Problem to work on
Scan the material that follows. Copy every line containing the word "Contents".

Material
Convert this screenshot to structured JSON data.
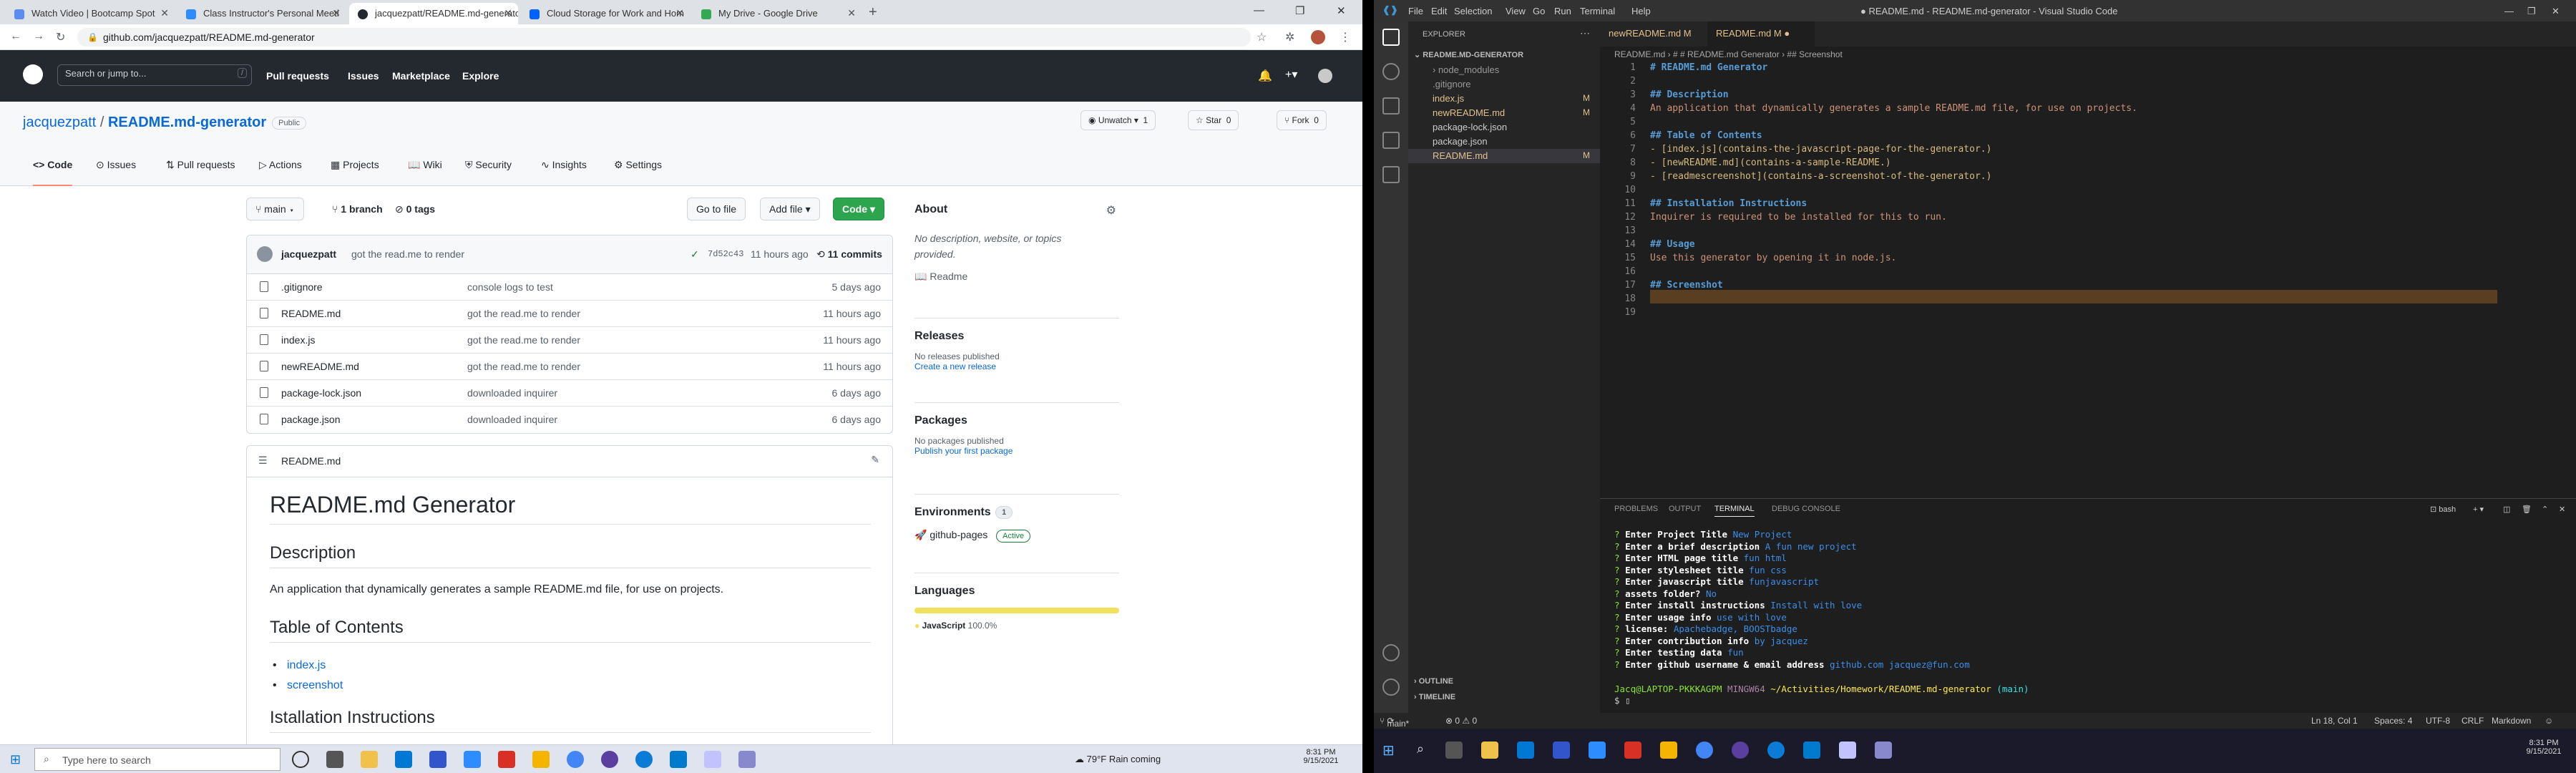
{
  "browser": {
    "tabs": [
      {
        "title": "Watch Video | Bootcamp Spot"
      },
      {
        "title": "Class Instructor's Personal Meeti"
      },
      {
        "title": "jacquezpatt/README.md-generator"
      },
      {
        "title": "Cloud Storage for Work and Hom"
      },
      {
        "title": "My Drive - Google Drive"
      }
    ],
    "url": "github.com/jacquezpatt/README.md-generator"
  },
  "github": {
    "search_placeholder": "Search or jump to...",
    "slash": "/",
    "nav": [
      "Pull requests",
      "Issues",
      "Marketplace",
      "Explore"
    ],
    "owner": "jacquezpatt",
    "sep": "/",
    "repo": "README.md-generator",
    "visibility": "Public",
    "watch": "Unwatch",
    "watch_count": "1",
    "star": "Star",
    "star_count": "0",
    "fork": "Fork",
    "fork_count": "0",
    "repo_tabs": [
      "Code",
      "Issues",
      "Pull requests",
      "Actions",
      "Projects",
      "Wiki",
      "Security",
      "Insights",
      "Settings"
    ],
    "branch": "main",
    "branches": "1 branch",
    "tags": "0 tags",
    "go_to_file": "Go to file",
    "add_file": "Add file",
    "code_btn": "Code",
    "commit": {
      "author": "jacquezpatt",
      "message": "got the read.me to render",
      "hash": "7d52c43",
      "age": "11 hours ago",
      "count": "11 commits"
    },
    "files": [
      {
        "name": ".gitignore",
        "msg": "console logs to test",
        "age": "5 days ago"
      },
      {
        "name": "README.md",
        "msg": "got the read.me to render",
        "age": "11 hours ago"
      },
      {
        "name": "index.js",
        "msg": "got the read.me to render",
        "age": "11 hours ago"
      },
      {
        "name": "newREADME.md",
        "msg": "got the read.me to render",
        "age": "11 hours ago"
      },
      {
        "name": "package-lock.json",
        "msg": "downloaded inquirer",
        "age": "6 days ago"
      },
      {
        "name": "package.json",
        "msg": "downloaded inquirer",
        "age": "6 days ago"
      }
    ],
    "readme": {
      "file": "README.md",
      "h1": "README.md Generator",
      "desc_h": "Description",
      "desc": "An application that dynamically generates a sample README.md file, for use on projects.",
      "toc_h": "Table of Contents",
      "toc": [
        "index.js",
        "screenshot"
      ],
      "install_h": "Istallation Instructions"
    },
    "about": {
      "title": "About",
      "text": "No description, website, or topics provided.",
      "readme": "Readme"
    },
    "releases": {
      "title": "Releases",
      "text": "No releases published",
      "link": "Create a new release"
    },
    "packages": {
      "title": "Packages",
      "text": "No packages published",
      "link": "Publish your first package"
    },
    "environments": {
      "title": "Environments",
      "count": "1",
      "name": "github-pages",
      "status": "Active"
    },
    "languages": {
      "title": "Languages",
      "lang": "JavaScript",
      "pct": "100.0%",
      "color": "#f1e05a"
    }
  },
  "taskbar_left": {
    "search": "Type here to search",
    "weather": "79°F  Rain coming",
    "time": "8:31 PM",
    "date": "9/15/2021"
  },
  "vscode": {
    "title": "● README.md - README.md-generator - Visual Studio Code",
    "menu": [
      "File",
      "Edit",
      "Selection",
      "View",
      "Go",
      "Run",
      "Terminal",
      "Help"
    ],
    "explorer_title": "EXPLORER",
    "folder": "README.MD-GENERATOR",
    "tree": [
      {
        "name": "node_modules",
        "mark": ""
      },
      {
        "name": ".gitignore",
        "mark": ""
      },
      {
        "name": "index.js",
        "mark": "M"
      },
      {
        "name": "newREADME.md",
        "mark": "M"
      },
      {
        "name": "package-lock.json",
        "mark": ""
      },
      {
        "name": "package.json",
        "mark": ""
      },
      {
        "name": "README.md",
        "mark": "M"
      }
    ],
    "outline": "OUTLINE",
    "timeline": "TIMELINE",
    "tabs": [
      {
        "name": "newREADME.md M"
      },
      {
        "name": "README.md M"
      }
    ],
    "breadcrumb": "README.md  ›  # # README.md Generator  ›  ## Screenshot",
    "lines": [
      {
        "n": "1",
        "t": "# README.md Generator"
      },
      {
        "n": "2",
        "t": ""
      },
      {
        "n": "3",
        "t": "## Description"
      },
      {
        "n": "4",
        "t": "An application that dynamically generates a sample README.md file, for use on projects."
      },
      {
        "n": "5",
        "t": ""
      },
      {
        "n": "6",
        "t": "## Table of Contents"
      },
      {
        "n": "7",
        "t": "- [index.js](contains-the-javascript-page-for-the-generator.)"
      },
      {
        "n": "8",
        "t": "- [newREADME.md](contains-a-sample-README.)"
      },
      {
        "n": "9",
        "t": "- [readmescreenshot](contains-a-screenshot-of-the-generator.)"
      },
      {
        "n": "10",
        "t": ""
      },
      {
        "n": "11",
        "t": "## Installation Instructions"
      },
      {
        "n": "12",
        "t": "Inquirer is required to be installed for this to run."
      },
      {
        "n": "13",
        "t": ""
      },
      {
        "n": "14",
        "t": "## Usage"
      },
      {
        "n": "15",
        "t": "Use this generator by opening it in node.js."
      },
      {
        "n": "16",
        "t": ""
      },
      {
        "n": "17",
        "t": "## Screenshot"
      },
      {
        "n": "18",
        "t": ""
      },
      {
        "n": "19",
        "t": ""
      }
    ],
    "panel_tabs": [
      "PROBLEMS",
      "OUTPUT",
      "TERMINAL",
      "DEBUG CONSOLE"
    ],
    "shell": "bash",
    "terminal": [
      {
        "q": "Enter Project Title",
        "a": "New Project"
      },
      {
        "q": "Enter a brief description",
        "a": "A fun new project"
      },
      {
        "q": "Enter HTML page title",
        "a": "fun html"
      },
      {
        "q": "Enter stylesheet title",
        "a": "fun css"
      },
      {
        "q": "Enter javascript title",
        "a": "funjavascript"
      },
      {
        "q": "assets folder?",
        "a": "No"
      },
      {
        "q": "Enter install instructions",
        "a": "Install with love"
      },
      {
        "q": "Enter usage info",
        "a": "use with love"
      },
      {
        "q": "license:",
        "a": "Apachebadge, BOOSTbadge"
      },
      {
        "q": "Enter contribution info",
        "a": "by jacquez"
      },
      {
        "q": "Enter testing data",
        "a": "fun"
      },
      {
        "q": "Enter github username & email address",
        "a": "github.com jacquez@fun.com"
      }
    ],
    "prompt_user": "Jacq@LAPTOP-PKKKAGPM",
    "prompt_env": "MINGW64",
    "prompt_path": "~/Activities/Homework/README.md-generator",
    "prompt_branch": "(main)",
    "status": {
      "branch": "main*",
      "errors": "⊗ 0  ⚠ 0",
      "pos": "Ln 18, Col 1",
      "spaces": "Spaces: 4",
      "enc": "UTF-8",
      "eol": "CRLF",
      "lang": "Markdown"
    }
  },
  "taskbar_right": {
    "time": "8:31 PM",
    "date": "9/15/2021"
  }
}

==

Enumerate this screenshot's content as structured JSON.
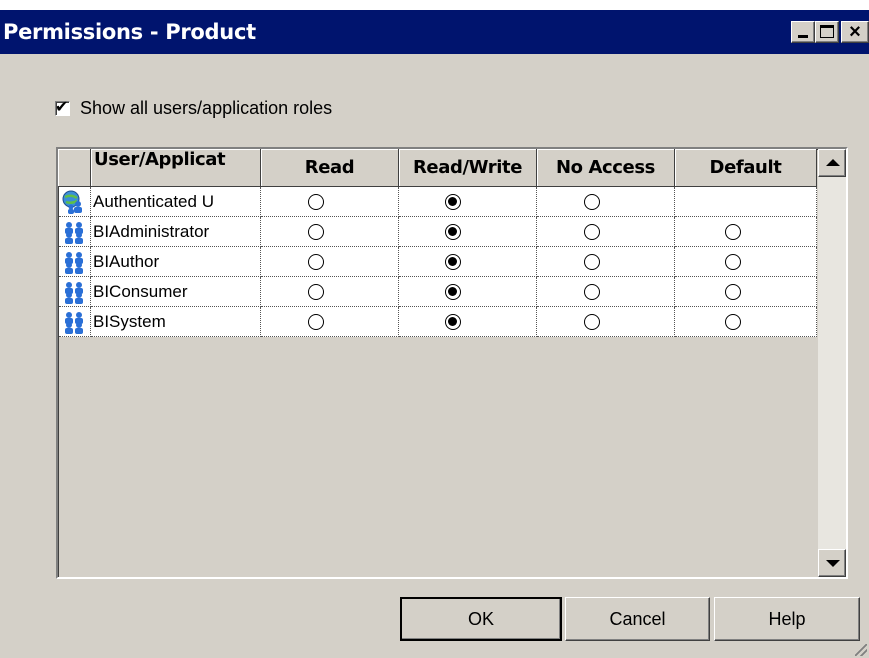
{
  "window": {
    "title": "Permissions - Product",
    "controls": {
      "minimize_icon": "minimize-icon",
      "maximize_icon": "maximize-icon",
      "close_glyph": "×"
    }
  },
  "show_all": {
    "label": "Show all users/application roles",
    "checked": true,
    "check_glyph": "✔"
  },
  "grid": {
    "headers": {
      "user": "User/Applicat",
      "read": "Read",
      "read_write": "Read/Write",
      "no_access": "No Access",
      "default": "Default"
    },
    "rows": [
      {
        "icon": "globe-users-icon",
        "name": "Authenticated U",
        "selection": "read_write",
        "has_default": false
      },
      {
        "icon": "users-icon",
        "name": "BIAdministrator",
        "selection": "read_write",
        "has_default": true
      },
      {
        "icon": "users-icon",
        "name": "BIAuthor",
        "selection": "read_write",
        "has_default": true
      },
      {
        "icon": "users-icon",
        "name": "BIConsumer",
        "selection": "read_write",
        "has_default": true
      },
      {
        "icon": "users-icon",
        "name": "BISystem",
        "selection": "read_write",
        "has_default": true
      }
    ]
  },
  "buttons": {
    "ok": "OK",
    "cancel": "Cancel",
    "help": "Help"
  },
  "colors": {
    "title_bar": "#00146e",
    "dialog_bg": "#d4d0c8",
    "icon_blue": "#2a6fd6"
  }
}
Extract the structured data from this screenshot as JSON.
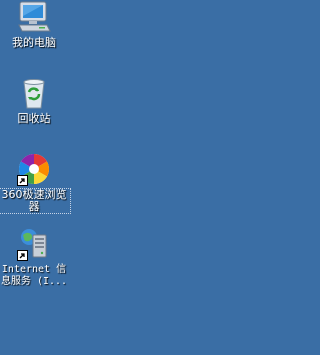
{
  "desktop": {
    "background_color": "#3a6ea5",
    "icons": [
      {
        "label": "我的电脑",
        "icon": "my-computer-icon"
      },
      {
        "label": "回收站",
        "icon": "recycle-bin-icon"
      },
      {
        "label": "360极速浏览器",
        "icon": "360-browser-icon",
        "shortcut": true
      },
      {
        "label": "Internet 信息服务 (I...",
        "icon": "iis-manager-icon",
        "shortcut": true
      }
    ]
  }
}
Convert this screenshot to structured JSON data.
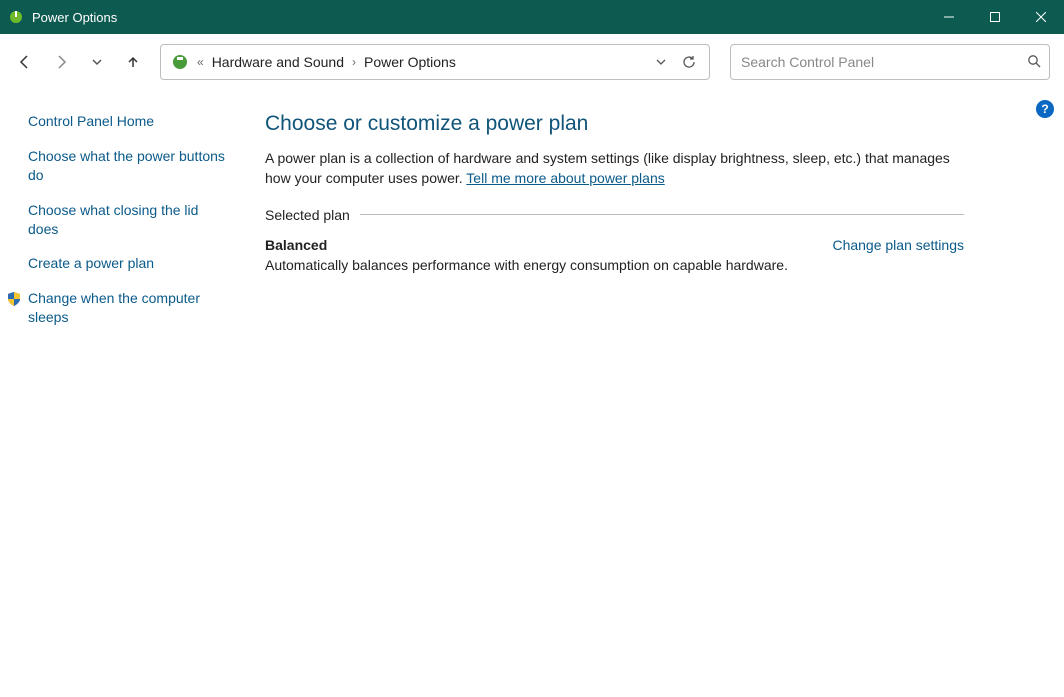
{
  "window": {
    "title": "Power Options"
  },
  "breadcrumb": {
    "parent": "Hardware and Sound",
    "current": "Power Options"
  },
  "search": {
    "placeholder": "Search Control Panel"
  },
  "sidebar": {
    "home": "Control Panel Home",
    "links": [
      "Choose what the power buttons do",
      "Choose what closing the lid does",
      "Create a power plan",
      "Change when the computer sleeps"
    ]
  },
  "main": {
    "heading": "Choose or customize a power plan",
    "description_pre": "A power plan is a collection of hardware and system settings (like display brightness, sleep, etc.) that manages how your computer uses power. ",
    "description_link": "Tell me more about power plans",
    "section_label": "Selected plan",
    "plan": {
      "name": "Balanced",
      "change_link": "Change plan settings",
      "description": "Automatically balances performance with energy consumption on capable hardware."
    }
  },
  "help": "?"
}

Full output
      "toc_h": "Table of Contents",
        "t": "## Table of Contents"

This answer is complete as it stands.